-- Requirements --
Copy out all lines that carry the word "dorpsgezichten".

-- Source material --
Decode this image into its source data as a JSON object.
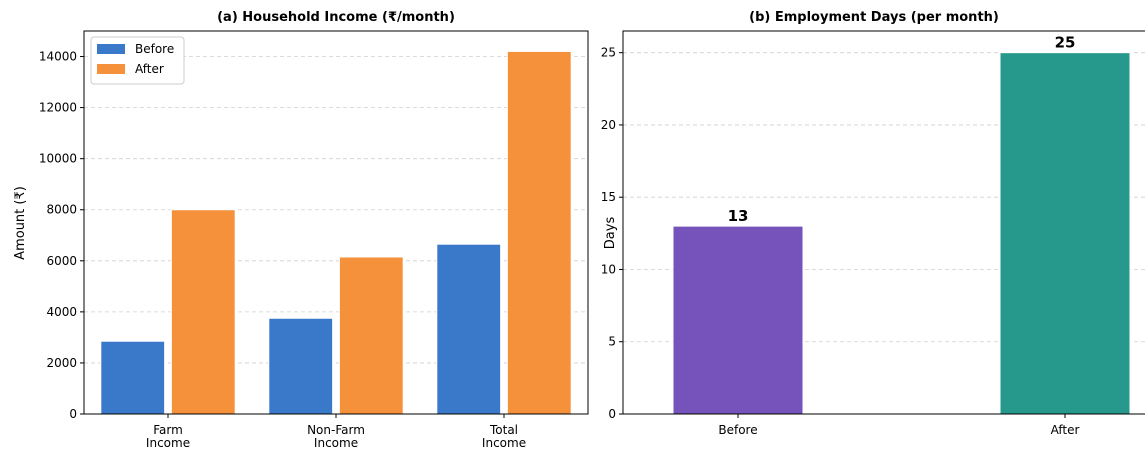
{
  "chart_data": [
    {
      "type": "bar",
      "title": "(a) Household Income (₹/month)",
      "xlabel": "",
      "ylabel": "Amount (₹)",
      "categories": [
        [
          "Farm",
          "Income"
        ],
        [
          "Non-Farm",
          "Income"
        ],
        [
          "Total",
          "Income"
        ]
      ],
      "series": [
        {
          "name": "Before",
          "color": "#3a78c9",
          "values": [
            2850,
            3750,
            6650
          ]
        },
        {
          "name": "After",
          "color": "#f5913a",
          "values": [
            8000,
            6150,
            14200
          ]
        }
      ],
      "ylim": [
        0,
        15000
      ],
      "yticks": [
        0,
        2000,
        4000,
        6000,
        8000,
        10000,
        12000,
        14000
      ],
      "grid": "y-dashed",
      "legend": "top-left"
    },
    {
      "type": "bar",
      "title": "(b) Employment Days (per month)",
      "xlabel": "",
      "ylabel": "Days",
      "categories": [
        "Before",
        "After"
      ],
      "values": [
        13,
        25
      ],
      "colors": [
        "#7652bb",
        "#26998c"
      ],
      "data_labels": [
        "13",
        "25"
      ],
      "ylim": [
        0,
        26.5
      ],
      "yticks": [
        0,
        5,
        10,
        15,
        20,
        25
      ],
      "grid": "y-dashed"
    }
  ]
}
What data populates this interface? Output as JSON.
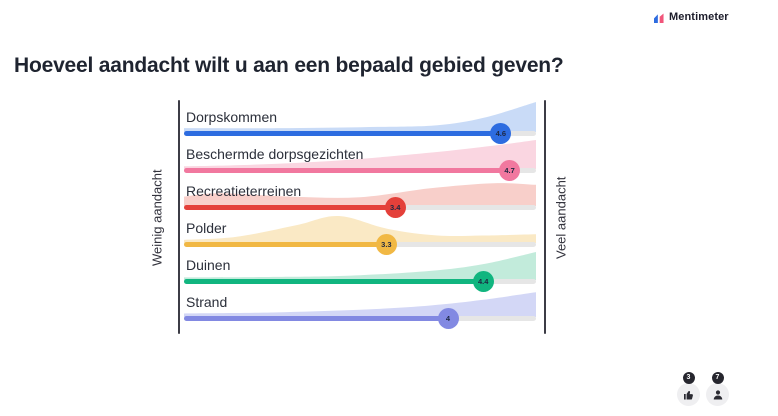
{
  "brand": {
    "name": "Mentimeter"
  },
  "title": "Hoeveel aandacht wilt u aan een bepaald gebied geven?",
  "axis": {
    "left_label": "Weinig aandacht",
    "right_label": "Veel aandacht"
  },
  "reactions": {
    "thumbs_up_count": "3",
    "participants_count": "7"
  },
  "colors": {
    "track": "#e6e6e6",
    "rule": "#3c3c46",
    "marker_text": "#1d2742",
    "title_text": "#1f2430"
  },
  "chart_data": {
    "type": "scales",
    "title": "Hoeveel aandacht wilt u aan een bepaald gebied geven?",
    "scale_min_label": "Weinig aandacht",
    "scale_max_label": "Veel aandacht",
    "scale_range": [
      1,
      5
    ],
    "legend_position": "none",
    "grid": false,
    "categories": [
      "Dorpskommen",
      "Beschermde dorpsgezichten",
      "Recreatieterreinen",
      "Polder",
      "Duinen",
      "Strand"
    ],
    "values": [
      4.6,
      4.7,
      3.4,
      3.3,
      4.4,
      4
    ],
    "rows": [
      {
        "label": "Dorpskommen",
        "value": 4.6,
        "display": "4.6",
        "color": "#2d6ce0",
        "fill": "#c9dbf7",
        "max_height": 29,
        "density": [
          [
            0,
            0.1
          ],
          [
            0.3,
            0.1
          ],
          [
            0.55,
            0.14
          ],
          [
            0.72,
            0.2
          ],
          [
            0.85,
            0.45
          ],
          [
            1,
            1.0
          ]
        ]
      },
      {
        "label": "Beschermde dorpsgezichten",
        "value": 4.7,
        "display": "4.7",
        "color": "#f1789f",
        "fill": "#fad6e1",
        "max_height": 28,
        "density": [
          [
            0,
            0.06
          ],
          [
            0.2,
            0.12
          ],
          [
            0.45,
            0.28
          ],
          [
            0.7,
            0.55
          ],
          [
            0.88,
            0.8
          ],
          [
            1,
            1.0
          ]
        ]
      },
      {
        "label": "Recreatieterreinen",
        "value": 3.4,
        "display": "3.4",
        "color": "#e4403a",
        "fill": "#f8cfca",
        "max_height": 28,
        "density": [
          [
            0,
            0.3
          ],
          [
            0.1,
            0.42
          ],
          [
            0.3,
            0.3
          ],
          [
            0.5,
            0.28
          ],
          [
            0.7,
            0.6
          ],
          [
            0.88,
            0.78
          ],
          [
            1,
            0.72
          ]
        ]
      },
      {
        "label": "Polder",
        "value": 3.3,
        "display": "3.3",
        "color": "#f1b844",
        "fill": "#fae9c5",
        "max_height": 26,
        "density": [
          [
            0,
            0.08
          ],
          [
            0.15,
            0.2
          ],
          [
            0.32,
            0.65
          ],
          [
            0.44,
            1.0
          ],
          [
            0.58,
            0.5
          ],
          [
            0.72,
            0.25
          ],
          [
            0.85,
            0.25
          ],
          [
            1,
            0.3
          ]
        ]
      },
      {
        "label": "Duinen",
        "value": 4.4,
        "display": "4.4",
        "color": "#11b57f",
        "fill": "#c2ebdb",
        "max_height": 27,
        "density": [
          [
            0,
            0.06
          ],
          [
            0.3,
            0.08
          ],
          [
            0.5,
            0.14
          ],
          [
            0.7,
            0.3
          ],
          [
            0.85,
            0.55
          ],
          [
            1,
            1.0
          ]
        ]
      },
      {
        "label": "Strand",
        "value": 4,
        "display": "4",
        "color": "#8289e2",
        "fill": "#d3d7f6",
        "max_height": 25,
        "density": [
          [
            0,
            0.1
          ],
          [
            0.25,
            0.14
          ],
          [
            0.5,
            0.25
          ],
          [
            0.7,
            0.42
          ],
          [
            0.85,
            0.65
          ],
          [
            1,
            0.95
          ]
        ]
      }
    ]
  }
}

-- Full output --
      "Beschermde dorpsgezichten",
        "label": "Beschermde dorpsgezichten",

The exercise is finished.